Without omitting anything, return the records precisely as given.

═══ Records provided

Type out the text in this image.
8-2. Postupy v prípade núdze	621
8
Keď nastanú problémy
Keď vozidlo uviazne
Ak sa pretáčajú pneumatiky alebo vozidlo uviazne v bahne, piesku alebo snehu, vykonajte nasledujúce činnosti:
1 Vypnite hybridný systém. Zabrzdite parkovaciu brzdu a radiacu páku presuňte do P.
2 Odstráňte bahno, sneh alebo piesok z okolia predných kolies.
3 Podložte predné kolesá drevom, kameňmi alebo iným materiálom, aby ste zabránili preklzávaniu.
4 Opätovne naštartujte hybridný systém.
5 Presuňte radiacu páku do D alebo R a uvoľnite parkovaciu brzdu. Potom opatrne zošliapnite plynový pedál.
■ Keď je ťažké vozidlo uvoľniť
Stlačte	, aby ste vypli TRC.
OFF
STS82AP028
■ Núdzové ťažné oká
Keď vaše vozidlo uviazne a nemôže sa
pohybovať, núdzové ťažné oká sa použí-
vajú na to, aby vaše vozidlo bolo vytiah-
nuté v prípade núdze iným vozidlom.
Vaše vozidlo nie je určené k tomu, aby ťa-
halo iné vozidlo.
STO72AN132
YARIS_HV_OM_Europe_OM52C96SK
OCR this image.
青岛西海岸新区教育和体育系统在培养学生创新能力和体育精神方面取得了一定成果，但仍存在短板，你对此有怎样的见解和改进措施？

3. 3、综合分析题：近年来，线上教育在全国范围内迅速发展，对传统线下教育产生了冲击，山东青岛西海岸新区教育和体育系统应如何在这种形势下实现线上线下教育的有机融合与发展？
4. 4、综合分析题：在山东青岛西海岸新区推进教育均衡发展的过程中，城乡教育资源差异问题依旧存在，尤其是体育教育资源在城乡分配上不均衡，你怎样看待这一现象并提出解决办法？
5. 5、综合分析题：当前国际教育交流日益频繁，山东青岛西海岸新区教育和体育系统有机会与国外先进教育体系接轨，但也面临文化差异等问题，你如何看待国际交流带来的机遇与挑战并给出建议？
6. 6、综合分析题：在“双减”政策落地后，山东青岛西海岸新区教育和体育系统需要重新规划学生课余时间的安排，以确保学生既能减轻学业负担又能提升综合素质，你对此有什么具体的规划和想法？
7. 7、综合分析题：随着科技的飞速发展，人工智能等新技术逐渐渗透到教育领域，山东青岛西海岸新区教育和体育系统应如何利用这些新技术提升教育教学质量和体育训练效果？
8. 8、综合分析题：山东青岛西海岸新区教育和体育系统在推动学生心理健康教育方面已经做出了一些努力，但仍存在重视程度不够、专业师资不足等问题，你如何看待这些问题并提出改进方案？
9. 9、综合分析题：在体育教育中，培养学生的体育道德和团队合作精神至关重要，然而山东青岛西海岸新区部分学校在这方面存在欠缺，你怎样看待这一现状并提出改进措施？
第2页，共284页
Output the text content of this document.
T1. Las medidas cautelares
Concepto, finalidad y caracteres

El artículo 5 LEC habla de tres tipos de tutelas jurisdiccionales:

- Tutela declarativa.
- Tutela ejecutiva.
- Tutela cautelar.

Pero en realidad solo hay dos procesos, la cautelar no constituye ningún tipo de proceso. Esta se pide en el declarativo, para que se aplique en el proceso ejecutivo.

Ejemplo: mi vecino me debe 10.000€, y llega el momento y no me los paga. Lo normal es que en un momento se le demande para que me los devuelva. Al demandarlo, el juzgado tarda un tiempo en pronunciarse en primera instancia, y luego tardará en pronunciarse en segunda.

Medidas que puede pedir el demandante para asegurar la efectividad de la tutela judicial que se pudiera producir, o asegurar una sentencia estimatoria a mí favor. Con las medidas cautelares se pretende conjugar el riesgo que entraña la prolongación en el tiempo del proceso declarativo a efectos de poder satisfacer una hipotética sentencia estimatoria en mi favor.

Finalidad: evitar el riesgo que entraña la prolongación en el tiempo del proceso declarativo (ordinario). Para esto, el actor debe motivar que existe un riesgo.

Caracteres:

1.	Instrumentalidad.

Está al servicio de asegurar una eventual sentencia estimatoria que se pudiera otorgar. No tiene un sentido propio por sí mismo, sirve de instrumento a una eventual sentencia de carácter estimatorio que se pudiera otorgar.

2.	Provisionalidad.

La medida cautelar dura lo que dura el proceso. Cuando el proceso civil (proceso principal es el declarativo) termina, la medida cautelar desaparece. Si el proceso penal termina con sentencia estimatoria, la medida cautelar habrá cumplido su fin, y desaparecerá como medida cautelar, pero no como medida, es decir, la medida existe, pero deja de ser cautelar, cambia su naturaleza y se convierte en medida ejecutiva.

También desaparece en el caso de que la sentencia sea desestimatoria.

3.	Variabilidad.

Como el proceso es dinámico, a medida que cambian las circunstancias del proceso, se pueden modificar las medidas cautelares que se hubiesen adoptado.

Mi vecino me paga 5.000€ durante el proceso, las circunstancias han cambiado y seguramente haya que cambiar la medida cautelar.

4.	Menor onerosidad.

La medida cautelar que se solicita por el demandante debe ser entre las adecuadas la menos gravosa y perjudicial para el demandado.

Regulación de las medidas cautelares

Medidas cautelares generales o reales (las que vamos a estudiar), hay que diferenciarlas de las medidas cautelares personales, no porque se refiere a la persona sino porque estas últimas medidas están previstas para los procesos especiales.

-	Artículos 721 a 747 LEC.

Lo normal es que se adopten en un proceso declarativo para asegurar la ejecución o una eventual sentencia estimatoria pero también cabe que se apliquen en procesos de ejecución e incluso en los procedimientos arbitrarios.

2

══════

- _Solution for this task_:
Type out the text in this image.
8-2. Postupy v prípade núdze	621
8
Keď nastanú problémy
Keď vozidlo uviazne
Ak sa pretáčajú pneumatiky alebo vozidlo uviazne v bahne, piesku alebo snehu, vykonajte nasledujúce činnosti:
1 Vypnite hybridný systém. Zabrzdite parkovaciu brzdu a radiacu páku presuňte do P.
2 Odstráňte bahno, sneh alebo piesok z okolia predných kolies.
3 Podložte predné kolesá drevom, kameňmi alebo iným materiálom, aby ste zabránili preklzávaniu.
4 Opätovne naštartujte hybridný systém.
5 Presuňte radiacu páku do D alebo R a uvoľnite parkovaciu brzdu. Potom opatrne zošliapnite plynový pedál.
■ Keď je ťažké vozidlo uvoľniť
Stlačte	, aby ste vypli TRC.
OFF
STS82AP028
■ Núdzové ťažné oká
Keď vaše vozidlo uviazne a nemôže sa
pohybovať, núdzové ťažné oká sa použí-
vajú na to, aby vaše vozidlo bolo vytiah-
nuté v prípade núdze iným vozidlom.
Vaše vozidlo nie je určené k tomu, aby ťa-
halo iné vozidlo.
STO72AN132
YARIS_HV_OM_Europe_OM52C96SK
OCR this image.
青岛西海岸新区教育和体育系统在培养学生创新能力和体育精神方面取得了一定成果，但仍存在短板，你对此有怎样的见解和改进措施？

3. 3、综合分析题：近年来，线上教育在全国范围内迅速发展，对传统线下教育产生了冲击，山东青岛西海岸新区教育和体育系统应如何在这种形势下实现线上线下教育的有机融合与发展？
4. 4、综合分析题：在山东青岛西海岸新区推进教育均衡发展的过程中，城乡教育资源差异问题依旧存在，尤其是体育教育资源在城乡分配上不均衡，你怎样看待这一现象并提出解决办法？
5. 5、综合分析题：当前国际教育交流日益频繁，山东青岛西海岸新区教育和体育系统有机会与国外先进教育体系接轨，但也面临文化差异等问题，你如何看待国际交流带来的机遇与挑战并给出建议？
6. 6、综合分析题：在“双减”政策落地后，山东青岛西海岸新区教育和体育系统需要重新规划学生课余时间的安排，以确保学生既能减轻学业负担又能提升综合素质，你对此有什么具体的规划和想法？
7. 7、综合分析题：随着科技的飞速发展，人工智能等新技术逐渐渗透到教育领域，山东青岛西海岸新区教育和体育系统应如何利用这些新技术提升教育教学质量和体育训练效果？
8. 8、综合分析题：山东青岛西海岸新区教育和体育系统在推动学生心理健康教育方面已经做出了一些努力，但仍存在重视程度不够、专业师资不足等问题，你如何看待这些问题并提出改进方案？
9. 9、综合分析题：在体育教育中，培养学生的体育道德和团队合作精神至关重要，然而山东青岛西海岸新区部分学校在这方面存在欠缺，你怎样看待这一现状并提出改进措施？
第2页，共284页
Output the text content of this document.
T1. Las medidas cautelares
Concepto, finalidad y caracteres

El artículo 5 LEC habla de tres tipos de tutelas jurisdiccionales:

- Tutela declarativa.
- Tutela ejecutiva.
- Tutela cautelar.

Pero en realidad solo hay dos procesos, la cautelar no constituye ningún tipo de proceso. Esta se pide en el declarativo, para que se aplique en el proceso ejecutivo.

Ejemplo: mi vecino me debe 10.000€, y llega el momento y no me los paga. Lo normal es que en un momento se le demande para que me los devuelva. Al demandarlo, el juzgado tarda un tiempo en pronunciarse en primera instancia, y luego tardará en pronunciarse en segunda.

Medidas que puede pedir el demandante para asegurar la efectividad de la tutela judicial que se pudiera producir, o asegurar una sentencia estimatoria a mí favor. Con las medidas cautelares se pretende conjugar el riesgo que entraña la prolongación en el tiempo del proceso declarativo a efectos de poder satisfacer una hipotética sentencia estimatoria en mi favor.

Finalidad: evitar el riesgo que entraña la prolongación en el tiempo del proceso declarativo (ordinario). Para esto, el actor debe motivar que existe un riesgo.

Caracteres:

1.	Instrumentalidad.

Está al servicio de asegurar una eventual sentencia estimatoria que se pudiera otorgar. No tiene un sentido propio por sí mismo, sirve de instrumento a una eventual sentencia de carácter estimatorio que se pudiera otorgar.

2.	Provisionalidad.

La medida cautelar dura lo que dura el proceso. Cuando el proceso civil (proceso principal es el declarativo) termina, la medida cautelar desaparece. Si el proceso penal termina con sentencia estimatoria, la medida cautelar habrá cumplido su fin, y desaparecerá como medida cautelar, pero no como medida, es decir, la medida existe, pero deja de ser cautelar, cambia su naturaleza y se convierte en medida ejecutiva.

También desaparece en el caso de que la sentencia sea desestimatoria.

3.	Variabilidad.

Como el proceso es dinámico, a medida que cambian las circunstancias del proceso, se pueden modificar las medidas cautelares que se hubiesen adoptado.

Mi vecino me paga 5.000€ durante el proceso, las circunstancias han cambiado y seguramente haya que cambiar la medida cautelar.

4.	Menor onerosidad.

La medida cautelar que se solicita por el demandante debe ser entre las adecuadas la menos gravosa y perjudicial para el demandado.

Regulación de las medidas cautelares

Medidas cautelares generales o reales (las que vamos a estudiar), hay que diferenciarlas de las medidas cautelares personales, no porque se refiere a la persona sino porque estas últimas medidas están previstas para los procesos especiales.

-	Artículos 721 a 747 LEC.

Lo normal es que se adopten en un proceso declarativo para asegurar la ejecución o una eventual sentencia estimatoria pero también cabe que se apliquen en procesos de ejecución e incluso en los procedimientos arbitrarios.

2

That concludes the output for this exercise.